[Layout region records]
Start

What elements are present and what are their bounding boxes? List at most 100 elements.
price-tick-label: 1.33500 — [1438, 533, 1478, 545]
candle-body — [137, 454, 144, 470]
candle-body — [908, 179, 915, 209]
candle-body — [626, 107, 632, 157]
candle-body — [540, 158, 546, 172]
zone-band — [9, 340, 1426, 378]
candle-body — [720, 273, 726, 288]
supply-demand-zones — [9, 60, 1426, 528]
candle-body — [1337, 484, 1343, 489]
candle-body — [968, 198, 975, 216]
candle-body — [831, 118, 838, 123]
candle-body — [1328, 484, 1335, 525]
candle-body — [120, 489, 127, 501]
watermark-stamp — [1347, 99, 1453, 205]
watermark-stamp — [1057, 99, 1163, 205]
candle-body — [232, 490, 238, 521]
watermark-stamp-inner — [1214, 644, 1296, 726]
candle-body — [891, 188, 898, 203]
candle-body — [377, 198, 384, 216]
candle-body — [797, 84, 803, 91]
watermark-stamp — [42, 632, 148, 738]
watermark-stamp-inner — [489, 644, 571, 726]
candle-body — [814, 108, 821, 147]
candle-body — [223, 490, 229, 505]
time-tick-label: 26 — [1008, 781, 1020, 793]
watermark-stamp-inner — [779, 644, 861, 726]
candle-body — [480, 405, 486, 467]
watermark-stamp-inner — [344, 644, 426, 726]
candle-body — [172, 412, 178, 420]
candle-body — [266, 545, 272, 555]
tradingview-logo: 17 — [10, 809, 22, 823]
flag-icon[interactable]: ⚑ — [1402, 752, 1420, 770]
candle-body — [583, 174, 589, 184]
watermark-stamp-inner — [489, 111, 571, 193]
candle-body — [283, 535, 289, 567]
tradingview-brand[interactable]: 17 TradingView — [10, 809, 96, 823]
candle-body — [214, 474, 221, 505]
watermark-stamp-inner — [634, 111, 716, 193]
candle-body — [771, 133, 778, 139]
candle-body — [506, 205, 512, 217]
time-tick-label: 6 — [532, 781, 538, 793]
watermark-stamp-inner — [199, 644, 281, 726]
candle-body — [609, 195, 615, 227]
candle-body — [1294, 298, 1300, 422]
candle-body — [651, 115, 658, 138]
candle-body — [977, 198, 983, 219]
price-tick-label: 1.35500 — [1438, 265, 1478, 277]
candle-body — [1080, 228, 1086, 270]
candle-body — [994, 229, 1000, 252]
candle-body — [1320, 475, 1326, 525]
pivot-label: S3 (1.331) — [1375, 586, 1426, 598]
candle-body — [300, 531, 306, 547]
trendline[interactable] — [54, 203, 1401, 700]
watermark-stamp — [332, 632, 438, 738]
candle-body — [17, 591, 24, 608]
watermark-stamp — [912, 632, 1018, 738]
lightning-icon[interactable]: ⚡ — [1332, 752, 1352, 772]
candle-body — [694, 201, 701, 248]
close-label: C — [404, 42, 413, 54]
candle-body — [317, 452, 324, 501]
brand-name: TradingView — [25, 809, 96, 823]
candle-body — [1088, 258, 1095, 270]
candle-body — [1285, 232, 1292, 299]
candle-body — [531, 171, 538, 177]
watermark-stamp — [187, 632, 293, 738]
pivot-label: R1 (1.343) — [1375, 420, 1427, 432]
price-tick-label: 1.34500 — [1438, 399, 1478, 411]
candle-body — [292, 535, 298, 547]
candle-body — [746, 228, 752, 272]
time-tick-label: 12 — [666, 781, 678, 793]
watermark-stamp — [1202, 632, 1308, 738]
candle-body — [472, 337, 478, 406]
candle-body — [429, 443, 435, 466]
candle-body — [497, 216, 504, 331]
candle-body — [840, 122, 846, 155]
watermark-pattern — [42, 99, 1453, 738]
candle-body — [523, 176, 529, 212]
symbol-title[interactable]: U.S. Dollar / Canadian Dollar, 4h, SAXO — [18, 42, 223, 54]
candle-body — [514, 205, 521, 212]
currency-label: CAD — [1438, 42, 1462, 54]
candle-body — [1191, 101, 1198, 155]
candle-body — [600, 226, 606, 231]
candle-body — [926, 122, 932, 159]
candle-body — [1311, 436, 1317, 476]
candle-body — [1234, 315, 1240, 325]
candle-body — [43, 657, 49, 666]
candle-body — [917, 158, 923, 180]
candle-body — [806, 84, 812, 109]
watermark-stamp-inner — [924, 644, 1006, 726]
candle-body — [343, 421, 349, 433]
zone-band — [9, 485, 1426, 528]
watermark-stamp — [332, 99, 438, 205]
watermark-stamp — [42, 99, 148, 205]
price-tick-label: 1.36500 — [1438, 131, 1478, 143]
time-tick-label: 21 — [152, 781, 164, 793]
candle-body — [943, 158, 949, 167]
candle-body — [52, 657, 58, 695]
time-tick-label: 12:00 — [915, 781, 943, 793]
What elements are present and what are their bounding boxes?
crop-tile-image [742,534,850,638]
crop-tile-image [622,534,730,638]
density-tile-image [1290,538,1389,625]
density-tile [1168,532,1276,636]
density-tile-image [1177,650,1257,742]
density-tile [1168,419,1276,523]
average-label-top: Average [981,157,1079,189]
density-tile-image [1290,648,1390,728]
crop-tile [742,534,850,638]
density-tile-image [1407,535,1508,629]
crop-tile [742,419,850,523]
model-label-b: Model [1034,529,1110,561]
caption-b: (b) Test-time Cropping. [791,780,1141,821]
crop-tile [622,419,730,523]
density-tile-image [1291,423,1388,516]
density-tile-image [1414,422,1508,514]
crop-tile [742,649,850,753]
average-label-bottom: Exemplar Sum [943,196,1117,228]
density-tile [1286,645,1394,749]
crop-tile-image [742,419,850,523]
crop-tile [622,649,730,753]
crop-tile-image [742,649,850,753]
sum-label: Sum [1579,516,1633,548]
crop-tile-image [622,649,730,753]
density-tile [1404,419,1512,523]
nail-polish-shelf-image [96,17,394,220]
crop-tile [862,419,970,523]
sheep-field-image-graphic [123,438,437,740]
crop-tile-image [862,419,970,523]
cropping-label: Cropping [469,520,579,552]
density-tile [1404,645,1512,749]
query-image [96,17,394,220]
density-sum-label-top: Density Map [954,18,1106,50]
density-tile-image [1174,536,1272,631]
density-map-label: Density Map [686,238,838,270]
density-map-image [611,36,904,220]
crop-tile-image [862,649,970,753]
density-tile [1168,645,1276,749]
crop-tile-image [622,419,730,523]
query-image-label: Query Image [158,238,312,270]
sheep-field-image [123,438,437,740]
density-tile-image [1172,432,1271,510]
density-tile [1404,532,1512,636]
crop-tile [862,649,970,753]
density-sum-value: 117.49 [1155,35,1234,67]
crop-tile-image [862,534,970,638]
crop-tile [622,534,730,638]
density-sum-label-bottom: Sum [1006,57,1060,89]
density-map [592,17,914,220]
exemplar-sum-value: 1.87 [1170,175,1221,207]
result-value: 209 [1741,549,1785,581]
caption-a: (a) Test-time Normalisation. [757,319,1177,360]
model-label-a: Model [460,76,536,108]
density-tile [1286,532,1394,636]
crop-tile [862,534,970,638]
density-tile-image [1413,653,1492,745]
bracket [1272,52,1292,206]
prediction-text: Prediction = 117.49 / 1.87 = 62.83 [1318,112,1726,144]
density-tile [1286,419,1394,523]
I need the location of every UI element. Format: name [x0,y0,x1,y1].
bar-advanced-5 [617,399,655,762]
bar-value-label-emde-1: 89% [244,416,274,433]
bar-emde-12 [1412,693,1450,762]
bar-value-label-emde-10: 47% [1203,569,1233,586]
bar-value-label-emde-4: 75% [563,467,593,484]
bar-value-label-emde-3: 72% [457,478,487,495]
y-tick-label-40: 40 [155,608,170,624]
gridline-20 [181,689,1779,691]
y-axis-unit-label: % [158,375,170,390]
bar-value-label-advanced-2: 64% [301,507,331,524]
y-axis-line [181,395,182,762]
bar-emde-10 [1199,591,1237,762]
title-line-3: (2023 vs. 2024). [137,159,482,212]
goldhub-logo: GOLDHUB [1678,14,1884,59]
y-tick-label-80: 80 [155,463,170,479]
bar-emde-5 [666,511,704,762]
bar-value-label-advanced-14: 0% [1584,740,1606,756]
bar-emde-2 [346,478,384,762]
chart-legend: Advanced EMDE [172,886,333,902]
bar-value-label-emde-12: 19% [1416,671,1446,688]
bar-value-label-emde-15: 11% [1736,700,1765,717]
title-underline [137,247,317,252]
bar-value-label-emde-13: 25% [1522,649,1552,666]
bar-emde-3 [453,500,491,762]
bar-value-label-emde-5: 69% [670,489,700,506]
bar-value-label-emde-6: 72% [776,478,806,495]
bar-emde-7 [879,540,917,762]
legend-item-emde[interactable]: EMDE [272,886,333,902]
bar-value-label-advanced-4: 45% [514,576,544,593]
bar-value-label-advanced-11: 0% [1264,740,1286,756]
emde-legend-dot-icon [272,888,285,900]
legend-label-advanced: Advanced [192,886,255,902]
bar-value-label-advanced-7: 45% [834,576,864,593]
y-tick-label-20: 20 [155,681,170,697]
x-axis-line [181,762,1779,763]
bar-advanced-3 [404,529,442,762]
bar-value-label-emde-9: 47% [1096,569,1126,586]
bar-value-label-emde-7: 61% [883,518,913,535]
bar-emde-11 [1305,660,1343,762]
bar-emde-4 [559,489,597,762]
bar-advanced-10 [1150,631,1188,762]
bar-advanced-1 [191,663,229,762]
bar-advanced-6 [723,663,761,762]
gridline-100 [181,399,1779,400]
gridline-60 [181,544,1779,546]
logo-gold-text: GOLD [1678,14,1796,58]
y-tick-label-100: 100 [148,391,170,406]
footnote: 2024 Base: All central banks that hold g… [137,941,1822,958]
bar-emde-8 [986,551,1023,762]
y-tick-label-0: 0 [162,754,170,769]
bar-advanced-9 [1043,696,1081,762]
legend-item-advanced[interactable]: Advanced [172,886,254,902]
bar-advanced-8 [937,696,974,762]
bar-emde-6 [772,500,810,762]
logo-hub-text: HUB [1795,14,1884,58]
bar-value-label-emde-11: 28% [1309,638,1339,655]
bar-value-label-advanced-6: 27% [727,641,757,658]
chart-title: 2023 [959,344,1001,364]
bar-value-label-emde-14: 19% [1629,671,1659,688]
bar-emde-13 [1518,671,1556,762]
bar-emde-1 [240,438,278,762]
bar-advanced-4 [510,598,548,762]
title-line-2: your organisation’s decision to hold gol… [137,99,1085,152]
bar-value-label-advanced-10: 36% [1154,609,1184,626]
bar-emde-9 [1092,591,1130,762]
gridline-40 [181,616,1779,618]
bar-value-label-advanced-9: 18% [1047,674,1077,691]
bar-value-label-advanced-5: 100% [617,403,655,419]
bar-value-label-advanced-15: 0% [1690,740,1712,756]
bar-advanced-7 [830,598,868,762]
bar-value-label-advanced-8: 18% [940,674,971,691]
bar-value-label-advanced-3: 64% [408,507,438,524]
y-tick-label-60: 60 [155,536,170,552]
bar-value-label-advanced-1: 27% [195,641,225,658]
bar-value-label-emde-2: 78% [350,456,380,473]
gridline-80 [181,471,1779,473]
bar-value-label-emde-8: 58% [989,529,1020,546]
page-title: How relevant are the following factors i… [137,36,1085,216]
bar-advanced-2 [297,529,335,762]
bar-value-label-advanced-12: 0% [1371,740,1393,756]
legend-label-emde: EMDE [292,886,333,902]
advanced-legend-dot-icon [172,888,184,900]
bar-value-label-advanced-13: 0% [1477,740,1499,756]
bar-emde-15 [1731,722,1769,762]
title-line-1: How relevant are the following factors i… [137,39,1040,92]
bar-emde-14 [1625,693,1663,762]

End

:: WHAT IS NEEDED ::
Return the lines of the records without any change, starting at the first line and ending with the line that contains "watermark-stamp — [1347, 99, 1453, 205]".

:: CORRECT RESPONSE ::
What elements are present and what are their bounding boxes? List at most 100 elements.
price-tick-label: 1.33500 — [1438, 533, 1478, 545]
candle-body — [137, 454, 144, 470]
candle-body — [908, 179, 915, 209]
candle-body — [626, 107, 632, 157]
candle-body — [540, 158, 546, 172]
zone-band — [9, 340, 1426, 378]
candle-body — [720, 273, 726, 288]
supply-demand-zones — [9, 60, 1426, 528]
candle-body — [1337, 484, 1343, 489]
candle-body — [968, 198, 975, 216]
candle-body — [831, 118, 838, 123]
candle-body — [1328, 484, 1335, 525]
candle-body — [120, 489, 127, 501]
watermark-stamp — [1347, 99, 1453, 205]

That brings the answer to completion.